((

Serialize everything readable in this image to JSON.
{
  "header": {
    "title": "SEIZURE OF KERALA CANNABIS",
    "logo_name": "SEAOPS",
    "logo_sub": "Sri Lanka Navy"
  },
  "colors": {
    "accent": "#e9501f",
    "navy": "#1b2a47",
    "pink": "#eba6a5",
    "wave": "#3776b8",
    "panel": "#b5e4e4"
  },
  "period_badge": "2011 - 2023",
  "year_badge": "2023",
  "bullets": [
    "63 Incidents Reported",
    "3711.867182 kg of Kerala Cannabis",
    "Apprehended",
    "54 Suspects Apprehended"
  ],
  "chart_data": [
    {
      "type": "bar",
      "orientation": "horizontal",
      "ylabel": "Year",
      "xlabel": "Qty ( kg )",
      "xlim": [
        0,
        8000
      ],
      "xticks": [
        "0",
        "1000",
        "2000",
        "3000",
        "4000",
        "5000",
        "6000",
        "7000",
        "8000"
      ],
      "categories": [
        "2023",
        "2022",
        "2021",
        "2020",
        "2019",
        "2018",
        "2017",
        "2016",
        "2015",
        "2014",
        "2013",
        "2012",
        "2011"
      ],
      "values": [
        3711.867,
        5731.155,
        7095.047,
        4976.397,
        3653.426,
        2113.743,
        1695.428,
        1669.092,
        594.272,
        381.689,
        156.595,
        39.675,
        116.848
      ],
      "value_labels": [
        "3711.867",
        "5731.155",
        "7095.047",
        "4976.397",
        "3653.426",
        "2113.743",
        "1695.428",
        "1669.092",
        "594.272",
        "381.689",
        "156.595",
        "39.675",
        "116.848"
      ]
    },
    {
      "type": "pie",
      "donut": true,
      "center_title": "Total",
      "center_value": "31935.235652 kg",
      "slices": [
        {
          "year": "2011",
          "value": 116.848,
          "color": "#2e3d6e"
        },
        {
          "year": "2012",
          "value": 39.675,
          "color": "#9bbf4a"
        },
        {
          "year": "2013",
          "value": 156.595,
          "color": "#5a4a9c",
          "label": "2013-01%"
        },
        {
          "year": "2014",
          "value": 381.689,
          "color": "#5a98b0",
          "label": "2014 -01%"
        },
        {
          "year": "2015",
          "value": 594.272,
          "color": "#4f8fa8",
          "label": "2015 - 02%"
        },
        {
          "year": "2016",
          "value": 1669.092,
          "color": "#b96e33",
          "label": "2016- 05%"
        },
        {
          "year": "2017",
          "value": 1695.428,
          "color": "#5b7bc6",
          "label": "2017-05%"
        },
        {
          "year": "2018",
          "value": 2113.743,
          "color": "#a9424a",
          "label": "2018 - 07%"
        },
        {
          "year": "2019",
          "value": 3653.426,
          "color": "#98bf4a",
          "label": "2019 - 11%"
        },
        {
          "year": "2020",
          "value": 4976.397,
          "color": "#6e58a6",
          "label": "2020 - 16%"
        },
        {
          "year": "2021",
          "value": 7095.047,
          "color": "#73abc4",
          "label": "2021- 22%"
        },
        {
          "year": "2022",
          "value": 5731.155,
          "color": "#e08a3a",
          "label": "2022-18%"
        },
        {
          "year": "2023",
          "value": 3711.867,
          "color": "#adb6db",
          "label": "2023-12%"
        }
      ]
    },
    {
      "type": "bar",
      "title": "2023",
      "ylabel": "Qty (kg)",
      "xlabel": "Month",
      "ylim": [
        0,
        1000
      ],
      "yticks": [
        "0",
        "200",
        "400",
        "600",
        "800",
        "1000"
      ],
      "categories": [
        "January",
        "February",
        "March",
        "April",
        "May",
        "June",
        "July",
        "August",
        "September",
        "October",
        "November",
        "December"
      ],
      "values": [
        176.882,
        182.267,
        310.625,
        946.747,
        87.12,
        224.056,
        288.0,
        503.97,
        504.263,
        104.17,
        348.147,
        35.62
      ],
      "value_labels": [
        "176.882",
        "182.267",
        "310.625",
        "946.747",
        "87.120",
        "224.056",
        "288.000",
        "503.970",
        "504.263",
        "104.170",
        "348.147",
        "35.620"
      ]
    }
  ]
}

))

**TASK DIRECTIONS:** Show all lines in the entries above where the word "Apprehended" appears.

**WRITTEN SOLUTION:**
    "Apprehended",
    "54 Suspects Apprehended"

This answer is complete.